* begin DATASET RECORDS *

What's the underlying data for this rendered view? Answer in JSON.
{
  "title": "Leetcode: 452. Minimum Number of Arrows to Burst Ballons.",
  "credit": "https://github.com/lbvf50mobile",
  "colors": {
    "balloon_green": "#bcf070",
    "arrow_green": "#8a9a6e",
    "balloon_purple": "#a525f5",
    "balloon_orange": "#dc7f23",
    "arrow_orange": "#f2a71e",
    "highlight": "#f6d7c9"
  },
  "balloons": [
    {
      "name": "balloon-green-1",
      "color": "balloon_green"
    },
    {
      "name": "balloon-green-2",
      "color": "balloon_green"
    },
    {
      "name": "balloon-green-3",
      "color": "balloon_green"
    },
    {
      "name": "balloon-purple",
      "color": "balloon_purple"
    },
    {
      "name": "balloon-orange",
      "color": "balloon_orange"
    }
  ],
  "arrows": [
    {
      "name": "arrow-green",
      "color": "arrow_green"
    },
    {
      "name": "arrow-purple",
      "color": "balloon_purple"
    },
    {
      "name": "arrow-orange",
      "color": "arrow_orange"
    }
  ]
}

* end DATASET RECORDS *

■ TASK OBJECTIVE ■
Your task is to repeat each line of the material exactly.

■ REPLY TO THE TASK ■
What's the underlying data for this rendered view? Answer in JSON.
{
  "title": "Leetcode: 452. Minimum Number of Arrows to Burst Ballons.",
  "credit": "https://github.com/lbvf50mobile",
  "colors": {
    "balloon_green": "#bcf070",
    "arrow_green": "#8a9a6e",
    "balloon_purple": "#a525f5",
    "balloon_orange": "#dc7f23",
    "arrow_orange": "#f2a71e",
    "highlight": "#f6d7c9"
  },
  "balloons": [
    {
      "name": "balloon-green-1",
      "color": "balloon_green"
    },
    {
      "name": "balloon-green-2",
      "color": "balloon_green"
    },
    {
      "name": "balloon-green-3",
      "color": "balloon_green"
    },
    {
      "name": "balloon-purple",
      "color": "balloon_purple"
    },
    {
      "name": "balloon-orange",
      "color": "balloon_orange"
    }
  ],
  "arrows": [
    {
      "name": "arrow-green",
      "color": "arrow_green"
    },
    {
      "name": "arrow-purple",
      "color": "balloon_purple"
    },
    {
      "name": "arrow-orange",
      "color": "arrow_orange"
    }
  ]
}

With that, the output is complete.